▶ **Exercise prompt**
Transcribe the records that follow in their entirety, omitting any pictures.

▶ **Record extracts**
---*---
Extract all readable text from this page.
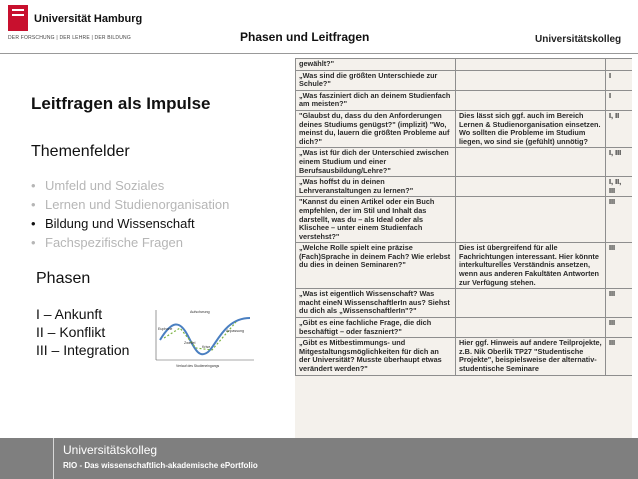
Universität Hamburg
DER FORSCHUNG | DER LEHRE | DER BILDUNG	Phasen und Leitfragen	Universitätskolleg
Leitfragen als Impulse
Themenfelder
• Umfeld und Soziales
• Lernen und Studienorganisation
• Bildung und Wissenschaft
• Fachspezifische Fragen
Phasen
I – Ankunft
II – Konflikt
III – Integration
Aufschwung
Euphorie
Zweifel
Krise
Anpassung
Verlauf des Studieneingangs
gewählt?"		
„Was sind die größten Unterschiede zur Schule?"		I
„Was fasziniert dich an deinem Studienfach am meisten?"		I
"Glaubst du, dass du den Anforderungen deines Studiums genügst?" (implizit) "Wo, meinst du, lauern die größten Probleme auf dich?"	Dies lässt sich ggf. auch im Bereich Lernen & Studienorganisation einsetzen. Wo sollten die Probleme im Studium liegen, wo sind sie (gefühlt) unnötig?	I, II
„Was ist für dich der Unterschied zwischen einem Studium und einer Berufsausbildung/Lehre?"		I, III
„Was hoffst du in deinen Lehrveranstaltungen zu lernen?"		I, II, III
"Kannst du einen Artikel oder ein Buch empfehlen, der im Stil und Inhalt das darstellt, was du – als Ideal oder als Klischee – unter einem Studienfach verstehst?"		III
„Welche Rolle spielt eine präzise (Fach)Sprache in deinem Fach? Wie erlebst du dies in deinen Seminaren?"	Dies ist übergreifend für alle Fachrichtungen interessant. Hier könnte interkulturelles Verständnis ansetzen, wenn aus anderen Fakultäten Antworten zur Verfügung stehen.	III
„Was ist eigentlich Wissenschaft? Was macht eineN WissenschaftlerIn aus? Siehst du dich als „WissenschaftlerIn"?"		III
„Gibt es eine fachliche Frage, die dich beschäftigt – oder faszniert?"		III
„Gibt es Mitbestimmungs- und Mitgestaltungsmöglichkeiten für dich an der Universität? Musste überhaupt etwas verändert werden?"	Hier ggf. Hinweis auf andere Teilprojekte, z.B. Nik Oberlik TP27 "Studentische Projekte", beispielsweise der alternativ-studentische Seminare	III
Universitätskolleg
RIO - Das wissenschaftlich-akademische ePortfolio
---*---
▶ **Answer to this problem**
Extract all readable text from this page.
Universität Hamburg
DER FORSCHUNG | DER LEHRE | DER BILDUNG	Phasen und Leitfragen	Universitätskolleg
Leitfragen als Impulse
Themenfelder
• Umfeld und Soziales
• Lernen und Studienorganisation
• Bildung und Wissenschaft
• Fachspezifische Fragen
Phasen
I – Ankunft
II – Konflikt
III – Integration
Aufschwung
Euphorie
Zweifel
Krise
Anpassung
Verlauf des Studieneingangs
gewählt?"		
„Was sind die größten Unterschiede zur Schule?"		I
„Was fasziniert dich an deinem Studienfach am meisten?"		I
"Glaubst du, dass du den Anforderungen deines Studiums genügst?" (implizit) "Wo, meinst du, lauern die größten Probleme auf dich?"	Dies lässt sich ggf. auch im Bereich Lernen & Studienorganisation einsetzen. Wo sollten die Probleme im Studium liegen, wo sind sie (gefühlt) unnötig?	I, II
„Was ist für dich der Unterschied zwischen einem Studium und einer Berufsausbildung/Lehre?"		I, III
„Was hoffst du in deinen Lehrveranstaltungen zu lernen?"		I, II, III
"Kannst du einen Artikel oder ein Buch empfehlen, der im Stil und Inhalt das darstellt, was du – als Ideal oder als Klischee – unter einem Studienfach verstehst?"		III
„Welche Rolle spielt eine präzise (Fach)Sprache in deinem Fach? Wie erlebst du dies in deinen Seminaren?"	Dies ist übergreifend für alle Fachrichtungen interessant. Hier könnte interkulturelles Verständnis ansetzen, wenn aus anderen Fakultäten Antworten zur Verfügung stehen.	III
„Was ist eigentlich Wissenschaft? Was macht eineN WissenschaftlerIn aus? Siehst du dich als „WissenschaftlerIn"?"		III
„Gibt es eine fachliche Frage, die dich beschäftigt – oder faszniert?"		III
„Gibt es Mitbestimmungs- und Mitgestaltungsmöglichkeiten für dich an der Universität? Musste überhaupt etwas verändert werden?"	Hier ggf. Hinweis auf andere Teilprojekte, z.B. Nik Oberlik TP27 "Studentische Projekte", beispielsweise der alternativ-studentische Seminare	III
Universitätskolleg
RIO - Das wissenschaftlich-akademische ePortfolio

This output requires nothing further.